* Exercise directions: From the entries below, count every line that contains the word "tous". Please give the number and nothing else.

(Stored records)
───

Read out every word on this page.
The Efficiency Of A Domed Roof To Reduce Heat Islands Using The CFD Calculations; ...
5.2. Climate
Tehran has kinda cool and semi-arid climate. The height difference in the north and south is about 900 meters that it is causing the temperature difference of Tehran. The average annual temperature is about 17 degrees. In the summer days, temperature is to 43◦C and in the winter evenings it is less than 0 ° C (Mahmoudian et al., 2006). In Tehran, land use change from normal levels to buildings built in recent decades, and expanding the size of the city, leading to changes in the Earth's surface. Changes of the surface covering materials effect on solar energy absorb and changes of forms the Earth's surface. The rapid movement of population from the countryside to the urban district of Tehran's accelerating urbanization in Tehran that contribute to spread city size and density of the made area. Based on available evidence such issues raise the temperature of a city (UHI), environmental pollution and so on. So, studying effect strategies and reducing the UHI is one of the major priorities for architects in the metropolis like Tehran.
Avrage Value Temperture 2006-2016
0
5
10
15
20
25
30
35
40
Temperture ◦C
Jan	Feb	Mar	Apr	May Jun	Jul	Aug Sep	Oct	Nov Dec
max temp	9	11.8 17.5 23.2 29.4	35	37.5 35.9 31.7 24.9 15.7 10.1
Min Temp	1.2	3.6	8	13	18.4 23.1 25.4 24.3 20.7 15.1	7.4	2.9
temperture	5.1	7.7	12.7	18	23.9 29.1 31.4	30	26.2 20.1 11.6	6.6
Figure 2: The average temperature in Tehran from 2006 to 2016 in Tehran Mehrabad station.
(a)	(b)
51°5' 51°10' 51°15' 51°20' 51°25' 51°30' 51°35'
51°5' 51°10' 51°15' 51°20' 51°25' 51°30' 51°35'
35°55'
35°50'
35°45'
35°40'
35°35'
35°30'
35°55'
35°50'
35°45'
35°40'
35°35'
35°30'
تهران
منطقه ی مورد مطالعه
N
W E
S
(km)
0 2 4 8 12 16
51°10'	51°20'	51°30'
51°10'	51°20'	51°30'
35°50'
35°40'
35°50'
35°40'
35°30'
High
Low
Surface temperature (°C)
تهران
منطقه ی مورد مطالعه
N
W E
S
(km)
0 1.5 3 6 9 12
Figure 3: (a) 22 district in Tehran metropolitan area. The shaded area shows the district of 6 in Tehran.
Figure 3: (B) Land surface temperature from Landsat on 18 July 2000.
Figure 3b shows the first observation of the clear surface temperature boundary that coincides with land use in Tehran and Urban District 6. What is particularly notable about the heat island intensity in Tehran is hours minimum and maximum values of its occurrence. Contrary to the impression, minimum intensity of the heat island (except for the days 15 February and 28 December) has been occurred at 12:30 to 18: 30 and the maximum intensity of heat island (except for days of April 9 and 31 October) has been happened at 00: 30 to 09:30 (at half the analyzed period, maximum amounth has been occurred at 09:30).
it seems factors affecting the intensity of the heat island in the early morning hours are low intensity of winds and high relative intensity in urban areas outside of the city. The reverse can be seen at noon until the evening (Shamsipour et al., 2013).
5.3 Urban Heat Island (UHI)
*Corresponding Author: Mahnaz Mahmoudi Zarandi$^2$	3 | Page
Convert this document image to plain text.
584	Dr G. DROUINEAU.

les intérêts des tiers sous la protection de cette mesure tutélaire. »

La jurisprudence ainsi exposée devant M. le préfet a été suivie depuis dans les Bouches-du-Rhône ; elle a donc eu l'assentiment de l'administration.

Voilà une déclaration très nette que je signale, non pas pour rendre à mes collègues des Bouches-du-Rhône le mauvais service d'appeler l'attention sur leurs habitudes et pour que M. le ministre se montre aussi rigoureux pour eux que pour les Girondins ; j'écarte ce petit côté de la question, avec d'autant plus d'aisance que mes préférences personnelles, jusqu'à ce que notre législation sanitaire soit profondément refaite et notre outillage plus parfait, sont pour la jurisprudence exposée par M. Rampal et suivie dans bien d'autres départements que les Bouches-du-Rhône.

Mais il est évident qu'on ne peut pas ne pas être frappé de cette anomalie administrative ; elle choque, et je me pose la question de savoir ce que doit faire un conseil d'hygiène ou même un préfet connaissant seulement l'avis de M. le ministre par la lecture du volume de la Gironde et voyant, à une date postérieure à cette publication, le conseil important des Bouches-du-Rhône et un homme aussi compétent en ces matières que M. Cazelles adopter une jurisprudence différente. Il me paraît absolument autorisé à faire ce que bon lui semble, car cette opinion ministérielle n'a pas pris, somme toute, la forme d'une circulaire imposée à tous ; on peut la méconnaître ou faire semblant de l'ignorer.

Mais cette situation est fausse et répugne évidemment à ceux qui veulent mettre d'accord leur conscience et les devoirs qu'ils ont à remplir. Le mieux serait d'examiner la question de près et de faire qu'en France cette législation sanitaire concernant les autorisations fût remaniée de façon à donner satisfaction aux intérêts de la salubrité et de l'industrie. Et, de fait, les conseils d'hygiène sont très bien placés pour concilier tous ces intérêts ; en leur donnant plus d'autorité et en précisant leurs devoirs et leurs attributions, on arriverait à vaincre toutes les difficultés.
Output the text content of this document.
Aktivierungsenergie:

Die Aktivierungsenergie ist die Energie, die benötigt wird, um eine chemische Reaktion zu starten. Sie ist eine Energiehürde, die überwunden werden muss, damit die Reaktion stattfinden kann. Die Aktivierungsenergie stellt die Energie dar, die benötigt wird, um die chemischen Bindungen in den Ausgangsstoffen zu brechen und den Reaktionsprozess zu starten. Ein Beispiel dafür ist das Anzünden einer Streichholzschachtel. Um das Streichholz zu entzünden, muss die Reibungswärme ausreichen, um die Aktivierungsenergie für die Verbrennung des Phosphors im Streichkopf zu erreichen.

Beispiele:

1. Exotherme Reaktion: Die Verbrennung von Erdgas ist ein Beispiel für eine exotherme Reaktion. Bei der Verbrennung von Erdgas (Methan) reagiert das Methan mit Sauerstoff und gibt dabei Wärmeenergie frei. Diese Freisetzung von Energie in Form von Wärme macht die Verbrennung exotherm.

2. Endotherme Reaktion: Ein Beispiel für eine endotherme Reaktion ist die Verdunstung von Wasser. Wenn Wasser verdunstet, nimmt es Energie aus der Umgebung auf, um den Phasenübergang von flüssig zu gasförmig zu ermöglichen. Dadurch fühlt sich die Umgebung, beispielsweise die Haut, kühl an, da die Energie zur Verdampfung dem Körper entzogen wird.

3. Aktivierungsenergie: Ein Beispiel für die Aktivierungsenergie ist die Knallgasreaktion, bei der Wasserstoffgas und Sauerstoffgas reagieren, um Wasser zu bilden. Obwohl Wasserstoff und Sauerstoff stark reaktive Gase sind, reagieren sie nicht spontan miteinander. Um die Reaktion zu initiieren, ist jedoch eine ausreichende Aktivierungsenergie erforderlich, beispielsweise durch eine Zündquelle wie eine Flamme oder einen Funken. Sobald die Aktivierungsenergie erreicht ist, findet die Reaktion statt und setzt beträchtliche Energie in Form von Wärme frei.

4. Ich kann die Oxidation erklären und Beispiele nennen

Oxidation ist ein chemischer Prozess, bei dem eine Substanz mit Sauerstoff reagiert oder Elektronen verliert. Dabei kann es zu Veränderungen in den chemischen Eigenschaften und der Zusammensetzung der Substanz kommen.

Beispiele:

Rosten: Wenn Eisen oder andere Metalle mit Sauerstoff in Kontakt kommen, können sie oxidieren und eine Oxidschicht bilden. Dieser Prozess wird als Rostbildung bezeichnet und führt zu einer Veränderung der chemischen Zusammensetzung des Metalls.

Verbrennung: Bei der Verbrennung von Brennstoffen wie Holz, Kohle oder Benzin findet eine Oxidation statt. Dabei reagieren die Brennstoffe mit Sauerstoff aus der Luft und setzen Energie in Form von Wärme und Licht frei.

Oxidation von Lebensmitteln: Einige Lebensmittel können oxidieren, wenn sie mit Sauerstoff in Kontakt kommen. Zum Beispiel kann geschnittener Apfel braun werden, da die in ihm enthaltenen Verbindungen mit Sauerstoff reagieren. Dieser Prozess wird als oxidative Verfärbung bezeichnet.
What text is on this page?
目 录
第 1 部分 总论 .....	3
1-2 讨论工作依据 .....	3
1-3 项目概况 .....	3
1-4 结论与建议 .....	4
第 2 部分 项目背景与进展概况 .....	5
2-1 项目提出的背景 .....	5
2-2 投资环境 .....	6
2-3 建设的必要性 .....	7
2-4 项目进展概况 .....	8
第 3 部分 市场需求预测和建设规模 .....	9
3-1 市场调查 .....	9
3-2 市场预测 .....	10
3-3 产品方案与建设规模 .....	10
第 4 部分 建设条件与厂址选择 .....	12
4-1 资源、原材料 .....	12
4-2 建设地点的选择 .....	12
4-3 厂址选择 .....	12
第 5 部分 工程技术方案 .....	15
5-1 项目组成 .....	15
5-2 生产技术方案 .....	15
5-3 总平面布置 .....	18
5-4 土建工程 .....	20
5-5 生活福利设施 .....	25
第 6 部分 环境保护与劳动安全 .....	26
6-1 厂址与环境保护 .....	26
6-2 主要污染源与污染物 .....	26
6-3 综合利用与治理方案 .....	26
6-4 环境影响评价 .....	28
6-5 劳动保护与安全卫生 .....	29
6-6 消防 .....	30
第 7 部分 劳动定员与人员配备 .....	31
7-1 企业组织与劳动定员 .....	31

───

* Exercise answer: 2